- _AIM OF THE TASK_
Would you transcribe the whole listing exactly, minus its pictures?

- _Stored data entries_
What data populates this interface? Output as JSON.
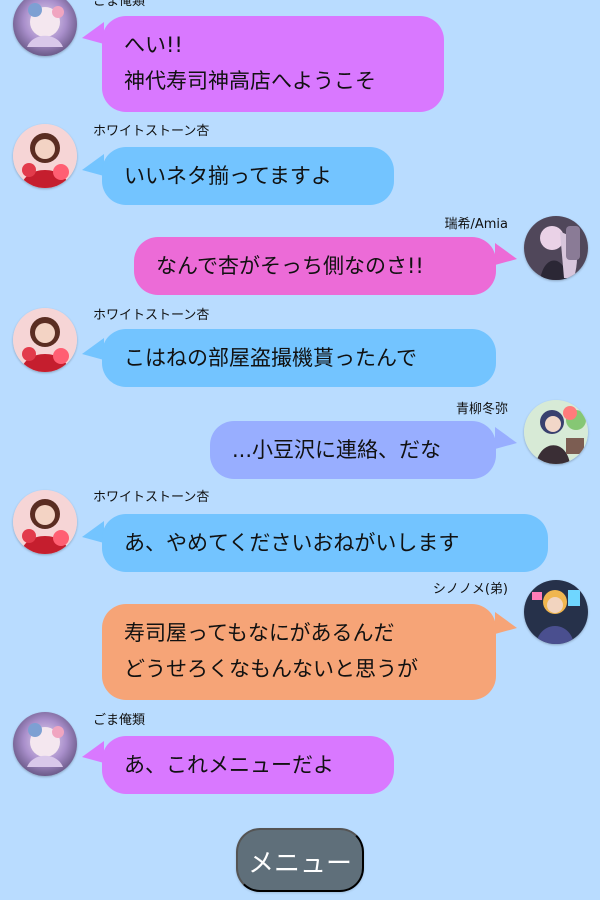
{
  "colors": {
    "background": "#b9dcff",
    "purple_bubble": "#d978ff",
    "blue_bubble": "#73c4ff",
    "pink_bubble": "#ec6bd7",
    "periwinkle_bubble": "#98aeff",
    "orange_bubble": "#f6a477",
    "menu_button": "#5f6f7a"
  },
  "messages": [
    {
      "sender": "ごま俺類",
      "text": "へい!!\n神代寿司神高店へようこそ"
    },
    {
      "sender": "ホワイトストーン杏",
      "text": "いいネタ揃ってますよ"
    },
    {
      "sender": "瑞希/Amia",
      "text": "なんで杏がそっち側なのさ!!"
    },
    {
      "sender": "ホワイトストーン杏",
      "text": "こはねの部屋盗撮機貰ったんで"
    },
    {
      "sender": "青柳冬弥",
      "text": "...小豆沢に連絡、だな"
    },
    {
      "sender": "ホワイトストーン杏",
      "text": "あ、やめてくださいおねがいします"
    },
    {
      "sender": "シノノメ(弟)",
      "text": "寿司屋ってもなにがあるんだ\nどうせろくなもんないと思うが"
    },
    {
      "sender": "ごま俺類",
      "text": "あ、これメニューだよ"
    }
  ],
  "menu_button": {
    "label": "メニュー"
  }
}
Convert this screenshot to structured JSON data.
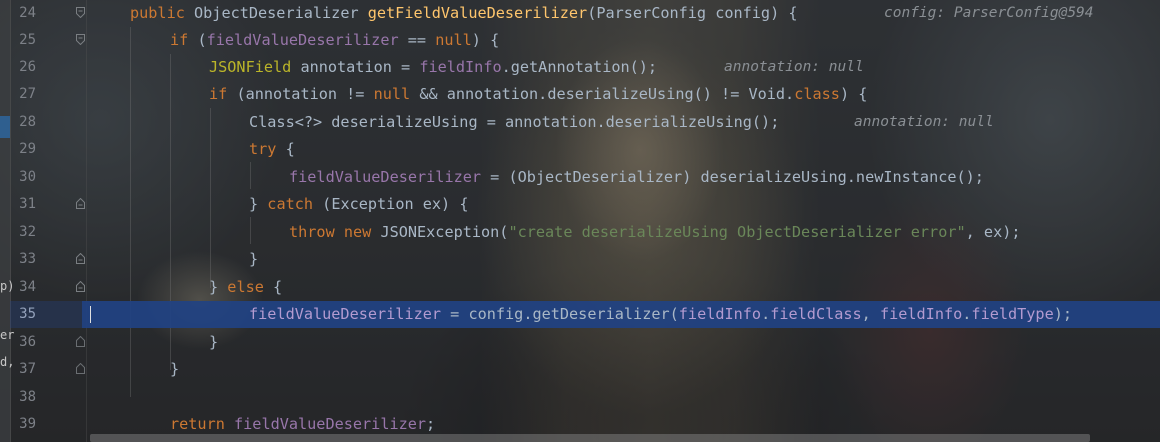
{
  "left_panel": {
    "fragments": [
      "p)",
      "er",
      "d,"
    ]
  },
  "editor": {
    "lines": [
      {
        "num": "24",
        "hint": "config: ParserConfig@594"
      },
      {
        "num": "25"
      },
      {
        "num": "26",
        "hint": "annotation: null"
      },
      {
        "num": "27"
      },
      {
        "num": "28",
        "hint": "annotation: null"
      },
      {
        "num": "29"
      },
      {
        "num": "30"
      },
      {
        "num": "31"
      },
      {
        "num": "32",
        "string": "\"create deserializeUsing ObjectDeserializer error\""
      },
      {
        "num": "33"
      },
      {
        "num": "34"
      },
      {
        "num": "35"
      },
      {
        "num": "36"
      },
      {
        "num": "37"
      },
      {
        "num": "38"
      },
      {
        "num": "39"
      }
    ],
    "execution_line": "35",
    "colors": {
      "keyword": "#cc7832",
      "method_decl": "#ffc66d",
      "field": "#9876aa",
      "annotation": "#bbb529",
      "string": "#6a8759",
      "plain": "#a9b7c6",
      "execution_highlight": "#214283"
    }
  }
}
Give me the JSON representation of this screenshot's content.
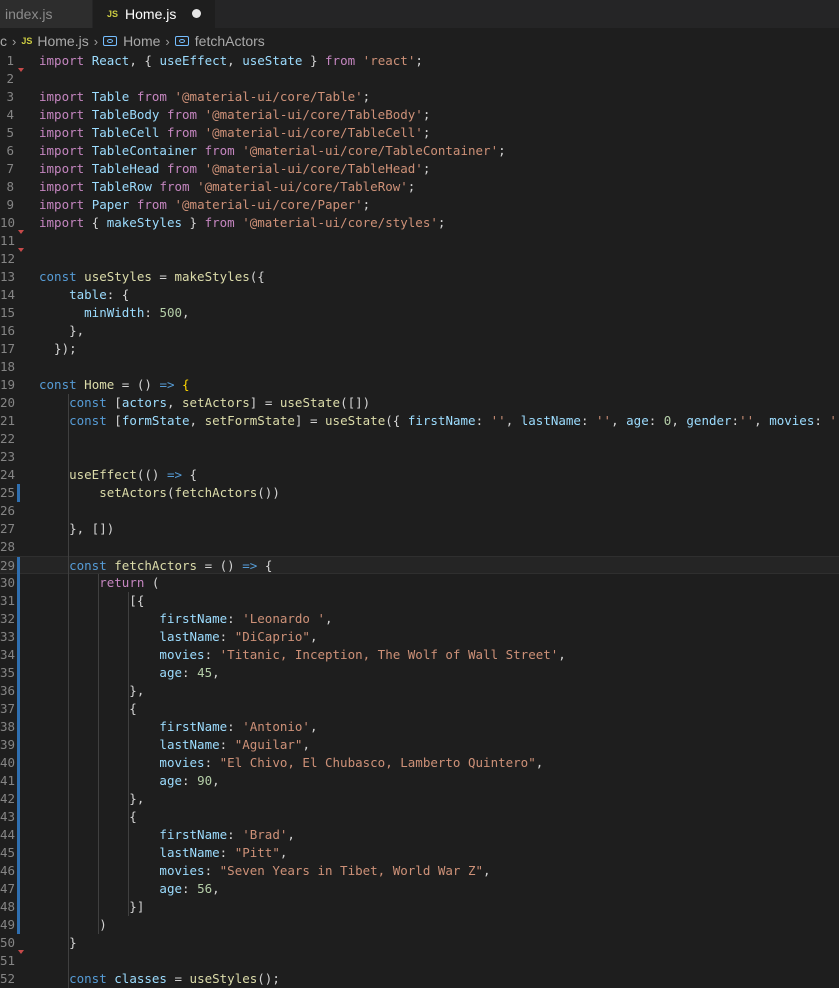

- _ANSWER TO THIS TASK_
What data populates this interface? Output as JSON.
{
  "colors": {
    "background": "#b9dcff",
    "purple_bubble": "#d978ff",
    "blue_bubble": "#73c4ff",
    "pink_bubble": "#ec6bd7",
    "periwinkle_bubble": "#98aeff",
    "orange_bubble": "#f6a477",
    "menu_button": "#5f6f7a"
  },
  "messages": [
    {
      "sender": "ごま俺類",
      "text": "へい!!\n神代寿司神高店へようこそ"
    },
    {
      "sender": "ホワイトストーン杏",
      "text": "いいネタ揃ってますよ"
    },
    {
      "sender": "瑞希/Amia",
      "text": "なんで杏がそっち側なのさ!!"
    },
    {
      "sender": "ホワイトストーン杏",
      "text": "こはねの部屋盗撮機貰ったんで"
    },
    {
      "sender": "青柳冬弥",
      "text": "...小豆沢に連絡、だな"
    },
    {
      "sender": "ホワイトストーン杏",
      "text": "あ、やめてくださいおねがいします"
    },
    {
      "sender": "シノノメ(弟)",
      "text": "寿司屋ってもなにがあるんだ\nどうせろくなもんないと思うが"
    },
    {
      "sender": "ごま俺類",
      "text": "あ、これメニューだよ"
    }
  ],
  "menu_button": {
    "label": "メニュー"
  }
}
Convert this screenshot to structured JSON data.
{
  "left_panel": {
    "fragments": [
      "p)",
      "er",
      "d,"
    ]
  },
  "editor": {
    "lines": [
      {
        "num": "24",
        "hint": "config: ParserConfig@594"
      },
      {
        "num": "25"
      },
      {
        "num": "26",
        "hint": "annotation: null"
      },
      {
        "num": "27"
      },
      {
        "num": "28",
        "hint": "annotation: null"
      },
      {
        "num": "29"
      },
      {
        "num": "30"
      },
      {
        "num": "31"
      },
      {
        "num": "32",
        "string": "\"create deserializeUsing ObjectDeserializer error\""
      },
      {
        "num": "33"
      },
      {
        "num": "34"
      },
      {
        "num": "35"
      },
      {
        "num": "36"
      },
      {
        "num": "37"
      },
      {
        "num": "38"
      },
      {
        "num": "39"
      }
    ],
    "execution_line": "35",
    "colors": {
      "keyword": "#cc7832",
      "method_decl": "#ffc66d",
      "field": "#9876aa",
      "annotation": "#bbb529",
      "string": "#6a8759",
      "plain": "#a9b7c6",
      "execution_highlight": "#214283"
    }
  }
}
Give me the JSON representation of this screenshot's content.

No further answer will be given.